(Entries taken from a collection)
____

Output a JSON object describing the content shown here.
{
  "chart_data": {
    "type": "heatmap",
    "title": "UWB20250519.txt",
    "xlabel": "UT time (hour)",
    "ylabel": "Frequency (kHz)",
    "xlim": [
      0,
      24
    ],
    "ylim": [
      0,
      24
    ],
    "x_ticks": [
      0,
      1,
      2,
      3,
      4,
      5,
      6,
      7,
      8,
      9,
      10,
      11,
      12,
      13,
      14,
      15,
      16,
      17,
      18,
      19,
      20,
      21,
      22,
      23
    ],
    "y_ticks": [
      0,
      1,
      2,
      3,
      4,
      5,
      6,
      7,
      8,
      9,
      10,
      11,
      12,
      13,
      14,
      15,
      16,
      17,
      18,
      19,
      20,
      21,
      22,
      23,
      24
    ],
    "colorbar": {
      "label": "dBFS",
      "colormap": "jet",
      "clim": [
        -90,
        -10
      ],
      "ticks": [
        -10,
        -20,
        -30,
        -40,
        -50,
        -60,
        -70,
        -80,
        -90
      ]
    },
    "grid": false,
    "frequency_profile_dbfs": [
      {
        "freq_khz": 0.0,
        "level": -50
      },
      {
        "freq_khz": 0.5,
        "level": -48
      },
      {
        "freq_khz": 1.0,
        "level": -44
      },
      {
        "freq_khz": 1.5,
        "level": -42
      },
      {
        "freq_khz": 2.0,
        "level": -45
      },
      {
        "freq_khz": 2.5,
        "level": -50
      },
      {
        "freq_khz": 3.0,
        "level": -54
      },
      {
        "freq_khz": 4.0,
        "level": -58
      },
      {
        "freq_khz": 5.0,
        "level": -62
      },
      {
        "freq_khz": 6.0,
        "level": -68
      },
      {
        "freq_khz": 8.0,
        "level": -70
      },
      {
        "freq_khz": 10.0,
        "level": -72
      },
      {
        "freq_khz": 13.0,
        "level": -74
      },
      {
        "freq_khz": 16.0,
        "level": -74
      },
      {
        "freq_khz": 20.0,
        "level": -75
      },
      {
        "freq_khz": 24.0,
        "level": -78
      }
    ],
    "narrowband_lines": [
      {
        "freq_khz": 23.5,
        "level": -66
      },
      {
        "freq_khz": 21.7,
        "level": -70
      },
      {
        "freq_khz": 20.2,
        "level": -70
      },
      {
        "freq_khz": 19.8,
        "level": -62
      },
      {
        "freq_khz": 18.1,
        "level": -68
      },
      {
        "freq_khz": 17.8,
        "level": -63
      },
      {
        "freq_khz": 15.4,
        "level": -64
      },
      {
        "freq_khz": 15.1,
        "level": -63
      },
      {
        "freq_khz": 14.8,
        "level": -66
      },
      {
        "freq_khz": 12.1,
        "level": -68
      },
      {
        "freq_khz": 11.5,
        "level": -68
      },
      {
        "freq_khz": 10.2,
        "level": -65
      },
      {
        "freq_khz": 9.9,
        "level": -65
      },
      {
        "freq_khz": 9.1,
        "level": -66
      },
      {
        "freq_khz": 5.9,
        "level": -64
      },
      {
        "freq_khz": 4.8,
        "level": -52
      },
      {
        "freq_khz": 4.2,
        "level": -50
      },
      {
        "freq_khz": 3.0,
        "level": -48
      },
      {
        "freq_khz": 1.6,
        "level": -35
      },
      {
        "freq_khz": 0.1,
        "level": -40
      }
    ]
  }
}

____

Reproduce each record shown above without altering a single word.

#### [Result]
Output a JSON object describing the content shown here.
{
  "chart_data": {
    "type": "heatmap",
    "title": "UWB20250519.txt",
    "xlabel": "UT time (hour)",
    "ylabel": "Frequency (kHz)",
    "xlim": [
      0,
      24
    ],
    "ylim": [
      0,
      24
    ],
    "x_ticks": [
      0,
      1,
      2,
      3,
      4,
      5,
      6,
      7,
      8,
      9,
      10,
      11,
      12,
      13,
      14,
      15,
      16,
      17,
      18,
      19,
      20,
      21,
      22,
      23
    ],
    "y_ticks": [
      0,
      1,
      2,
      3,
      4,
      5,
      6,
      7,
      8,
      9,
      10,
      11,
      12,
      13,
      14,
      15,
      16,
      17,
      18,
      19,
      20,
      21,
      22,
      23,
      24
    ],
    "colorbar": {
      "label": "dBFS",
      "colormap": "jet",
      "clim": [
        -90,
        -10
      ],
      "ticks": [
        -10,
        -20,
        -30,
        -40,
        -50,
        -60,
        -70,
        -80,
        -90
      ]
    },
    "grid": false,
    "frequency_profile_dbfs": [
      {
        "freq_khz": 0.0,
        "level": -50
      },
      {
        "freq_khz": 0.5,
        "level": -48
      },
      {
        "freq_khz": 1.0,
        "level": -44
      },
      {
        "freq_khz": 1.5,
        "level": -42
      },
      {
        "freq_khz": 2.0,
        "level": -45
      },
      {
        "freq_khz": 2.5,
        "level": -50
      },
      {
        "freq_khz": 3.0,
        "level": -54
      },
      {
        "freq_khz": 4.0,
        "level": -58
      },
      {
        "freq_khz": 5.0,
        "level": -62
      },
      {
        "freq_khz": 6.0,
        "level": -68
      },
      {
        "freq_khz": 8.0,
        "level": -70
      },
      {
        "freq_khz": 10.0,
        "level": -72
      },
      {
        "freq_khz": 13.0,
        "level": -74
      },
      {
        "freq_khz": 16.0,
        "level": -74
      },
      {
        "freq_khz": 20.0,
        "level": -75
      },
      {
        "freq_khz": 24.0,
        "level": -78
      }
    ],
    "narrowband_lines": [
      {
        "freq_khz": 23.5,
        "level": -66
      },
      {
        "freq_khz": 21.7,
        "level": -70
      },
      {
        "freq_khz": 20.2,
        "level": -70
      },
      {
        "freq_khz": 19.8,
        "level": -62
      },
      {
        "freq_khz": 18.1,
        "level": -68
      },
      {
        "freq_khz": 17.8,
        "level": -63
      },
      {
        "freq_khz": 15.4,
        "level": -64
      },
      {
        "freq_khz": 15.1,
        "level": -63
      },
      {
        "freq_khz": 14.8,
        "level": -66
      },
      {
        "freq_khz": 12.1,
        "level": -68
      },
      {
        "freq_khz": 11.5,
        "level": -68
      },
      {
        "freq_khz": 10.2,
        "level": -65
      },
      {
        "freq_khz": 9.9,
        "level": -65
      },
      {
        "freq_khz": 9.1,
        "level": -66
      },
      {
        "freq_khz": 5.9,
        "level": -64
      },
      {
        "freq_khz": 4.8,
        "level": -52
      },
      {
        "freq_khz": 4.2,
        "level": -50
      },
      {
        "freq_khz": 3.0,
        "level": -48
      },
      {
        "freq_khz": 1.6,
        "level": -35
      },
      {
        "freq_khz": 0.1,
        "level": -40
      }
    ]
  }
}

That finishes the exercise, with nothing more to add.